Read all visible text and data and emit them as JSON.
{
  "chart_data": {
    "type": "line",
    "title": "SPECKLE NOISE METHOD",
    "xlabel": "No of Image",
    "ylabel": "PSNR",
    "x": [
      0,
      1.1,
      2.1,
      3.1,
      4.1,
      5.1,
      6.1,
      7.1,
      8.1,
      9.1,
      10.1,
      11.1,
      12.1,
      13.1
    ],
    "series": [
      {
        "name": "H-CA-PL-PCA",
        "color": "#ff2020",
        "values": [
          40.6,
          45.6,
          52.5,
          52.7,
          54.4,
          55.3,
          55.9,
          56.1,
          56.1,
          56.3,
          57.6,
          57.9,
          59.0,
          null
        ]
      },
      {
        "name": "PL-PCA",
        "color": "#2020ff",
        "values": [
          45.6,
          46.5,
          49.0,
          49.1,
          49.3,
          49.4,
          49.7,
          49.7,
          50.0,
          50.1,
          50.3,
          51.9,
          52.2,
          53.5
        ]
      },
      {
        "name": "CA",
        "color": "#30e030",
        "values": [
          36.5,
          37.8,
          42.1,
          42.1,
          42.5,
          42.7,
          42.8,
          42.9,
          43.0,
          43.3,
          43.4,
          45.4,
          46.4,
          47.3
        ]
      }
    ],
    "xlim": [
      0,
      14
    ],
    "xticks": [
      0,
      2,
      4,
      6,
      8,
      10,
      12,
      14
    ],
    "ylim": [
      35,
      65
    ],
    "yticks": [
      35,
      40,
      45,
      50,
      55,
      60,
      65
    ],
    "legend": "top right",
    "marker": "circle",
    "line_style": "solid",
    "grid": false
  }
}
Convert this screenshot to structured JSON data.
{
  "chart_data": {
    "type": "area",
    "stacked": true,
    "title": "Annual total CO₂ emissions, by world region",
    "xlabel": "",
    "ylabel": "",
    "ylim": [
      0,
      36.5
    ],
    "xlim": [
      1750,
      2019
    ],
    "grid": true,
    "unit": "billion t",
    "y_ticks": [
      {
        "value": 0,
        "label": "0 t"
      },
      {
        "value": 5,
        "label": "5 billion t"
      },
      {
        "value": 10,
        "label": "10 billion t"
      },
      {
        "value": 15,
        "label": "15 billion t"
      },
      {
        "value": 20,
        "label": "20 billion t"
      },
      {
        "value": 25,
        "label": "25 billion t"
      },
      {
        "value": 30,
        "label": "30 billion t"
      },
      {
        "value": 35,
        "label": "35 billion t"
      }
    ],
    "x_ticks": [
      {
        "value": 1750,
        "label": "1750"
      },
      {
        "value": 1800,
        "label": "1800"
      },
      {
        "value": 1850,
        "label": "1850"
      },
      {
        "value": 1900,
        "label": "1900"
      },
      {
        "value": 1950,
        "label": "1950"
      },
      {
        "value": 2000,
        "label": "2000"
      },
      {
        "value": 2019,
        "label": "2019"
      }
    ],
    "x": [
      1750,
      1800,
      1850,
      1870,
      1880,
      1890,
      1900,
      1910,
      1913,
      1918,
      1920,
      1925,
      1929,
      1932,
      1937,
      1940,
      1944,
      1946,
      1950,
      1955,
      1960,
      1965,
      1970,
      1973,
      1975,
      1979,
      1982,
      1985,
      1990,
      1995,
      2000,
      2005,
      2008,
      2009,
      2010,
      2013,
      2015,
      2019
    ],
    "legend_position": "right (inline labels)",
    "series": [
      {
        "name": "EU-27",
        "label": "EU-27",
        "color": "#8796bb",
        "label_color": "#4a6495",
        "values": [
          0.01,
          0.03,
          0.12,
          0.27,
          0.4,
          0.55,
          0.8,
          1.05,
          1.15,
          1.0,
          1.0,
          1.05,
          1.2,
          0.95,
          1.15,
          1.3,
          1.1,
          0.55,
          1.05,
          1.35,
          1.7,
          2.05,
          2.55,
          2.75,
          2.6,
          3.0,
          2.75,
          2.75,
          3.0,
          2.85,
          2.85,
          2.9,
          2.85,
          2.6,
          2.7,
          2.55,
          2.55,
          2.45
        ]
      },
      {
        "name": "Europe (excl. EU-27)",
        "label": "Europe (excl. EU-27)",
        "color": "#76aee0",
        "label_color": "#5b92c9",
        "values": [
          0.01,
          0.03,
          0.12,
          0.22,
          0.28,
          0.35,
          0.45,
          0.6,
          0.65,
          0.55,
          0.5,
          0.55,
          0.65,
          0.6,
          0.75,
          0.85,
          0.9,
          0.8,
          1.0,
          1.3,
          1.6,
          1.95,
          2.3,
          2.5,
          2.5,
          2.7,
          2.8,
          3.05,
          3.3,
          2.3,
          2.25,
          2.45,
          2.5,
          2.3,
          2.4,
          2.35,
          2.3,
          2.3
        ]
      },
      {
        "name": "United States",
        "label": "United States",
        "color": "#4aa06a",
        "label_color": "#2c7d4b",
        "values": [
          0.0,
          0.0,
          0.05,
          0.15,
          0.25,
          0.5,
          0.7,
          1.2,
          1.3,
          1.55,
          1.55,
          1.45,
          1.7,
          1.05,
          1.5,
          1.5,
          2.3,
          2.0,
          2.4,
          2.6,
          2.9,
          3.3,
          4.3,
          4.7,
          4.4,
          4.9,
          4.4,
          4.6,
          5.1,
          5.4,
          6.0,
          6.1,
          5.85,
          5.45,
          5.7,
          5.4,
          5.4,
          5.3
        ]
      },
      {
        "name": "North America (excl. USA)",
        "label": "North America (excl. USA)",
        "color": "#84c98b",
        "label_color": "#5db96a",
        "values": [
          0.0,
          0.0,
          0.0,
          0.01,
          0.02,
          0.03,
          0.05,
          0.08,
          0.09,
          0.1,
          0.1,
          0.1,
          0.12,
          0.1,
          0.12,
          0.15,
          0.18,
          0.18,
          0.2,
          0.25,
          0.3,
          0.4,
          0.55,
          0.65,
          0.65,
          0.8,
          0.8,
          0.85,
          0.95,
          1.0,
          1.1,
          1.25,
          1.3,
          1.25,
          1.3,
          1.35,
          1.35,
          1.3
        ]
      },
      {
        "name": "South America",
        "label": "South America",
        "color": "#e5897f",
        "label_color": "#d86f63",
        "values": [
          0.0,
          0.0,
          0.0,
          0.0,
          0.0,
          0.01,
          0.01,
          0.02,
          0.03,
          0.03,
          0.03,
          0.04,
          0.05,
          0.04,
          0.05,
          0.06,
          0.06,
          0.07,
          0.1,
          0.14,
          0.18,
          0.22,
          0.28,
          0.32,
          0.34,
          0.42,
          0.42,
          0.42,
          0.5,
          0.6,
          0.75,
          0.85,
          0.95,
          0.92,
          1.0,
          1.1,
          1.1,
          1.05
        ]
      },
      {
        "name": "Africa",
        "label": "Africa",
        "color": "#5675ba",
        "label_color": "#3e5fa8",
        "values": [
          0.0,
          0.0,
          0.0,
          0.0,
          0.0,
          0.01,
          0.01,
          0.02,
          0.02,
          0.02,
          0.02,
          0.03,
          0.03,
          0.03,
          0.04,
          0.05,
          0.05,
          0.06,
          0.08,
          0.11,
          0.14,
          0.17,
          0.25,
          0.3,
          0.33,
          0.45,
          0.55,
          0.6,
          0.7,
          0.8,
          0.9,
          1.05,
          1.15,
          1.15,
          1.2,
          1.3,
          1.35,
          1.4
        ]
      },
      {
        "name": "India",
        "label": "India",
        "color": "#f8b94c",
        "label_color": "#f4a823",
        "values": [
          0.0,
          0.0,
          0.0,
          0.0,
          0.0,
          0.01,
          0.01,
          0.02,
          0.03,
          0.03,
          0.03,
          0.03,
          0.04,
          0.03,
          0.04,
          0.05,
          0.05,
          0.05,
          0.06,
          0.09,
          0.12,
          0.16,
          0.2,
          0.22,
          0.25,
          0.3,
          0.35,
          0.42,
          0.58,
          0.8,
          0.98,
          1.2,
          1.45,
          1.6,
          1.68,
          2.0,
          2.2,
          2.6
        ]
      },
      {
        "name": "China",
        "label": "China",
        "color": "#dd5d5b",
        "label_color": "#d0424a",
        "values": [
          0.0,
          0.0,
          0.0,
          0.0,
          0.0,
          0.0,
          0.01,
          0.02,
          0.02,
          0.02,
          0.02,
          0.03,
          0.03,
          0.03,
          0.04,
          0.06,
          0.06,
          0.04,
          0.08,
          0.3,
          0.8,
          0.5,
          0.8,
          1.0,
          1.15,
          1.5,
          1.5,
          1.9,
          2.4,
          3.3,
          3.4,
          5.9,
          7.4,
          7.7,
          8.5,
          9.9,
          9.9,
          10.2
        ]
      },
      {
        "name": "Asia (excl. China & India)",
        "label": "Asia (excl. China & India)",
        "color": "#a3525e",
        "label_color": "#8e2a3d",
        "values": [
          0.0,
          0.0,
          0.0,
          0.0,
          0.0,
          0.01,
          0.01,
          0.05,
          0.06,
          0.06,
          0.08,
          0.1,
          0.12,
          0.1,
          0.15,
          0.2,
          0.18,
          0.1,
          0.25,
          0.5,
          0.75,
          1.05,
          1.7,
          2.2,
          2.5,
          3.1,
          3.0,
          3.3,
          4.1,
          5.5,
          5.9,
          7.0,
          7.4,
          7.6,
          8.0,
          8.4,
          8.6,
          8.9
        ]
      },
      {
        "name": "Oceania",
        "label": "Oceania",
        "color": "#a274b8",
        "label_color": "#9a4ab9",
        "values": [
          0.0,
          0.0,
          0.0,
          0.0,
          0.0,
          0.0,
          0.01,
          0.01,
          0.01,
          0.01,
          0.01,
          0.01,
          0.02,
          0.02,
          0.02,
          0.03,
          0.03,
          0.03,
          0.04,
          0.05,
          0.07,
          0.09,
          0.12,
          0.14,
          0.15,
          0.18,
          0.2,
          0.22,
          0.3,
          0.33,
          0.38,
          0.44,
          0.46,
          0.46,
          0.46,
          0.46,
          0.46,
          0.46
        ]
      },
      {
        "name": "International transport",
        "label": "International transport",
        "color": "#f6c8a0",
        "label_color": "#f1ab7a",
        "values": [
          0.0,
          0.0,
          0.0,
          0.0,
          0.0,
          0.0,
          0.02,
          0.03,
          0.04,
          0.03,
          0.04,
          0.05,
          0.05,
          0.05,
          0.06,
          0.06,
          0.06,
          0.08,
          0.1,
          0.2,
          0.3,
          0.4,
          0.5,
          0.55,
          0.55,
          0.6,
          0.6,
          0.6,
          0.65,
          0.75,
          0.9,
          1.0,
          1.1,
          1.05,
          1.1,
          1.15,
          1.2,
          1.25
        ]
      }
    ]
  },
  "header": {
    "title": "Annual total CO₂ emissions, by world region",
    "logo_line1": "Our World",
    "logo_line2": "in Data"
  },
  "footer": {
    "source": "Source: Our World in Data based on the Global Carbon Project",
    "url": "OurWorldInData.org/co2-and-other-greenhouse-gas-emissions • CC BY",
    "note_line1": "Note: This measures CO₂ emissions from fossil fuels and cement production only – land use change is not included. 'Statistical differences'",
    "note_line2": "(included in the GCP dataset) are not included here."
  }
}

- **Exercise**
Pick out every line with the string "North" and copy it.

- **Response**
        "name": "North America (excl. USA)",
        "label": "North America (excl. USA)",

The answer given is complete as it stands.